====== ROWS ======
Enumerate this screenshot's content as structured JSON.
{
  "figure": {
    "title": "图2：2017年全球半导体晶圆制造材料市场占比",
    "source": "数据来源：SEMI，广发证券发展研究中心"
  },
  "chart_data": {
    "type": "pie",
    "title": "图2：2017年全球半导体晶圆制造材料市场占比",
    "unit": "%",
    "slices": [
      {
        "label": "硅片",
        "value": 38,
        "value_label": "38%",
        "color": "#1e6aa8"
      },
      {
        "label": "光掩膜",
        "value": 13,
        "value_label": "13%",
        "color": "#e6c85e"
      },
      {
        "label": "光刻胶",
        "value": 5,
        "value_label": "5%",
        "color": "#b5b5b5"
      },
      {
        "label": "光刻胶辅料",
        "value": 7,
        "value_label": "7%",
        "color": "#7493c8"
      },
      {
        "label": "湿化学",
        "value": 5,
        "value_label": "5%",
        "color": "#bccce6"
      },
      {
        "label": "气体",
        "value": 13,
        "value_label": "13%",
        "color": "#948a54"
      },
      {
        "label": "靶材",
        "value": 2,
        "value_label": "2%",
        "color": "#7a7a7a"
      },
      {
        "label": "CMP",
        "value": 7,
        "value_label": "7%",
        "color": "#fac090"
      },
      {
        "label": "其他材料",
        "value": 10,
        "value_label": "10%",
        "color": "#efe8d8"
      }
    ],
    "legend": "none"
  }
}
======
[REQUIRED TASK]
Extract the full listing and reproduce each line exactly.

[FINAL ANSWER]
Enumerate this screenshot's content as structured JSON.
{
  "figure": {
    "title": "图2：2017年全球半导体晶圆制造材料市场占比",
    "source": "数据来源：SEMI，广发证券发展研究中心"
  },
  "chart_data": {
    "type": "pie",
    "title": "图2：2017年全球半导体晶圆制造材料市场占比",
    "unit": "%",
    "slices": [
      {
        "label": "硅片",
        "value": 38,
        "value_label": "38%",
        "color": "#1e6aa8"
      },
      {
        "label": "光掩膜",
        "value": 13,
        "value_label": "13%",
        "color": "#e6c85e"
      },
      {
        "label": "光刻胶",
        "value": 5,
        "value_label": "5%",
        "color": "#b5b5b5"
      },
      {
        "label": "光刻胶辅料",
        "value": 7,
        "value_label": "7%",
        "color": "#7493c8"
      },
      {
        "label": "湿化学",
        "value": 5,
        "value_label": "5%",
        "color": "#bccce6"
      },
      {
        "label": "气体",
        "value": 13,
        "value_label": "13%",
        "color": "#948a54"
      },
      {
        "label": "靶材",
        "value": 2,
        "value_label": "2%",
        "color": "#7a7a7a"
      },
      {
        "label": "CMP",
        "value": 7,
        "value_label": "7%",
        "color": "#fac090"
      },
      {
        "label": "其他材料",
        "value": 10,
        "value_label": "10%",
        "color": "#efe8d8"
      }
    ],
    "legend": "none"
  }
}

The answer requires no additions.